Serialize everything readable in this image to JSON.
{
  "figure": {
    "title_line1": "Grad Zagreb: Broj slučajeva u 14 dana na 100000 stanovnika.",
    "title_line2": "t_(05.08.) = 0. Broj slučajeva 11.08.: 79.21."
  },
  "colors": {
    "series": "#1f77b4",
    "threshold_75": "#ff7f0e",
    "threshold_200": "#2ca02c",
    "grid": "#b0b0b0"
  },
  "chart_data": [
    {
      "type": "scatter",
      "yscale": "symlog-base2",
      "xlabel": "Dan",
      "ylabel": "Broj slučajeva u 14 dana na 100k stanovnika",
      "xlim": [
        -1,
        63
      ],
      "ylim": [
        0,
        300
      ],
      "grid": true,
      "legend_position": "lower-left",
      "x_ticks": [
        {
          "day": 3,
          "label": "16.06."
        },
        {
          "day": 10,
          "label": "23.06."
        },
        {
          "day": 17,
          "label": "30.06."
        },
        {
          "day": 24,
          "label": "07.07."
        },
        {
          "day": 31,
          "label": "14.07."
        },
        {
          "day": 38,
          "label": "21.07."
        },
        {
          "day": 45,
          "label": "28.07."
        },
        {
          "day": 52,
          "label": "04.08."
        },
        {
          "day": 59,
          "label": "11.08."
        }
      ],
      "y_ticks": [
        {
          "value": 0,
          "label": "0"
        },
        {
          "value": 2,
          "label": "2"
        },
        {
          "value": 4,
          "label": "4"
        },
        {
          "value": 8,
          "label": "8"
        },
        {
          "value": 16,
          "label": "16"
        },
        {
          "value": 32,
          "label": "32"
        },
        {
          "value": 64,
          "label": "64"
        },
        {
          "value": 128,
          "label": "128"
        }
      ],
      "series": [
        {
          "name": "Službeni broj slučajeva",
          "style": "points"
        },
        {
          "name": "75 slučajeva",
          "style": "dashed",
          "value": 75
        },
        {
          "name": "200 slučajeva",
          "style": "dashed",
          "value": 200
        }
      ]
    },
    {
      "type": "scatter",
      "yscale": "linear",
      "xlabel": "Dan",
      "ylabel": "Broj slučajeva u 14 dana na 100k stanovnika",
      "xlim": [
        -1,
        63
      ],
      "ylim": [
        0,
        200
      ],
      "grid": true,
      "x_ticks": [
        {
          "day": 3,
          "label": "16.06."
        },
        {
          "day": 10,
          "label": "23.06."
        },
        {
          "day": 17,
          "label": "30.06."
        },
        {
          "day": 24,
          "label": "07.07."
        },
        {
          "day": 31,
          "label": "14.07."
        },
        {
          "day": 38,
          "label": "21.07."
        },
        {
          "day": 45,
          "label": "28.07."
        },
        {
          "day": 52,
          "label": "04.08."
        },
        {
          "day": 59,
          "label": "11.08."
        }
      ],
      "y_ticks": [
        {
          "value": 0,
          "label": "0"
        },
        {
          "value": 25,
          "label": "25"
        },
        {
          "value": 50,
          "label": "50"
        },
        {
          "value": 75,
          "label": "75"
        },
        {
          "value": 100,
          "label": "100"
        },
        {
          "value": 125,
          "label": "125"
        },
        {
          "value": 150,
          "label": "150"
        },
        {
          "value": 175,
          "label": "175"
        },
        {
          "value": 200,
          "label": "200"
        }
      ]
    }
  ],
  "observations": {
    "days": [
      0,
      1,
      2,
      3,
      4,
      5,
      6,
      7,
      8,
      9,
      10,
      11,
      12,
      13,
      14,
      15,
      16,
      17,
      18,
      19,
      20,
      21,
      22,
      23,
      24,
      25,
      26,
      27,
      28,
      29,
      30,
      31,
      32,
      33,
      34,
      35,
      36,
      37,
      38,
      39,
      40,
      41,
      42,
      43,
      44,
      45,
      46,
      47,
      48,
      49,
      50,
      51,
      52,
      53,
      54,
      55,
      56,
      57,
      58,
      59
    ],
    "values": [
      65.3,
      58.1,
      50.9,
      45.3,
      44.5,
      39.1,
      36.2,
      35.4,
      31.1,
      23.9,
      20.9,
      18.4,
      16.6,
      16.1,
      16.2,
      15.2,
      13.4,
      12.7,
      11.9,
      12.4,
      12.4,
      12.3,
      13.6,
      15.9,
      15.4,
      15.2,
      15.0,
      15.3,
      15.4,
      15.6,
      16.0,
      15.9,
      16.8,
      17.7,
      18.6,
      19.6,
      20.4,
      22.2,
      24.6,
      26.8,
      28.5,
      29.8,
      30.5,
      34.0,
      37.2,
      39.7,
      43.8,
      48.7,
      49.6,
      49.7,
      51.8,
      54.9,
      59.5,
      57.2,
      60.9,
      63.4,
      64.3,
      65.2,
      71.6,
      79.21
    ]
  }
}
****
**WHAT TO PRODUCE**:
The records above should be duplicated in full, exactly as given.

**PROBLEM SOLUTION**:
Serialize everything readable in this image to JSON.
{
  "figure": {
    "title_line1": "Grad Zagreb: Broj slučajeva u 14 dana na 100000 stanovnika.",
    "title_line2": "t_(05.08.) = 0. Broj slučajeva 11.08.: 79.21."
  },
  "colors": {
    "series": "#1f77b4",
    "threshold_75": "#ff7f0e",
    "threshold_200": "#2ca02c",
    "grid": "#b0b0b0"
  },
  "chart_data": [
    {
      "type": "scatter",
      "yscale": "symlog-base2",
      "xlabel": "Dan",
      "ylabel": "Broj slučajeva u 14 dana na 100k stanovnika",
      "xlim": [
        -1,
        63
      ],
      "ylim": [
        0,
        300
      ],
      "grid": true,
      "legend_position": "lower-left",
      "x_ticks": [
        {
          "day": 3,
          "label": "16.06."
        },
        {
          "day": 10,
          "label": "23.06."
        },
        {
          "day": 17,
          "label": "30.06."
        },
        {
          "day": 24,
          "label": "07.07."
        },
        {
          "day": 31,
          "label": "14.07."
        },
        {
          "day": 38,
          "label": "21.07."
        },
        {
          "day": 45,
          "label": "28.07."
        },
        {
          "day": 52,
          "label": "04.08."
        },
        {
          "day": 59,
          "label": "11.08."
        }
      ],
      "y_ticks": [
        {
          "value": 0,
          "label": "0"
        },
        {
          "value": 2,
          "label": "2"
        },
        {
          "value": 4,
          "label": "4"
        },
        {
          "value": 8,
          "label": "8"
        },
        {
          "value": 16,
          "label": "16"
        },
        {
          "value": 32,
          "label": "32"
        },
        {
          "value": 64,
          "label": "64"
        },
        {
          "value": 128,
          "label": "128"
        }
      ],
      "series": [
        {
          "name": "Službeni broj slučajeva",
          "style": "points"
        },
        {
          "name": "75 slučajeva",
          "style": "dashed",
          "value": 75
        },
        {
          "name": "200 slučajeva",
          "style": "dashed",
          "value": 200
        }
      ]
    },
    {
      "type": "scatter",
      "yscale": "linear",
      "xlabel": "Dan",
      "ylabel": "Broj slučajeva u 14 dana na 100k stanovnika",
      "xlim": [
        -1,
        63
      ],
      "ylim": [
        0,
        200
      ],
      "grid": true,
      "x_ticks": [
        {
          "day": 3,
          "label": "16.06."
        },
        {
          "day": 10,
          "label": "23.06."
        },
        {
          "day": 17,
          "label": "30.06."
        },
        {
          "day": 24,
          "label": "07.07."
        },
        {
          "day": 31,
          "label": "14.07."
        },
        {
          "day": 38,
          "label": "21.07."
        },
        {
          "day": 45,
          "label": "28.07."
        },
        {
          "day": 52,
          "label": "04.08."
        },
        {
          "day": 59,
          "label": "11.08."
        }
      ],
      "y_ticks": [
        {
          "value": 0,
          "label": "0"
        },
        {
          "value": 25,
          "label": "25"
        },
        {
          "value": 50,
          "label": "50"
        },
        {
          "value": 75,
          "label": "75"
        },
        {
          "value": 100,
          "label": "100"
        },
        {
          "value": 125,
          "label": "125"
        },
        {
          "value": 150,
          "label": "150"
        },
        {
          "value": 175,
          "label": "175"
        },
        {
          "value": 200,
          "label": "200"
        }
      ]
    }
  ],
  "observations": {
    "days": [
      0,
      1,
      2,
      3,
      4,
      5,
      6,
      7,
      8,
      9,
      10,
      11,
      12,
      13,
      14,
      15,
      16,
      17,
      18,
      19,
      20,
      21,
      22,
      23,
      24,
      25,
      26,
      27,
      28,
      29,
      30,
      31,
      32,
      33,
      34,
      35,
      36,
      37,
      38,
      39,
      40,
      41,
      42,
      43,
      44,
      45,
      46,
      47,
      48,
      49,
      50,
      51,
      52,
      53,
      54,
      55,
      56,
      57,
      58,
      59
    ],
    "values": [
      65.3,
      58.1,
      50.9,
      45.3,
      44.5,
      39.1,
      36.2,
      35.4,
      31.1,
      23.9,
      20.9,
      18.4,
      16.6,
      16.1,
      16.2,
      15.2,
      13.4,
      12.7,
      11.9,
      12.4,
      12.4,
      12.3,
      13.6,
      15.9,
      15.4,
      15.2,
      15.0,
      15.3,
      15.4,
      15.6,
      16.0,
      15.9,
      16.8,
      17.7,
      18.6,
      19.6,
      20.4,
      22.2,
      24.6,
      26.8,
      28.5,
      29.8,
      30.5,
      34.0,
      37.2,
      39.7,
      43.8,
      48.7,
      49.6,
      49.7,
      51.8,
      54.9,
      59.5,
      57.2,
      60.9,
      63.4,
      64.3,
      65.2,
      71.6,
      79.21
    ]
  }
}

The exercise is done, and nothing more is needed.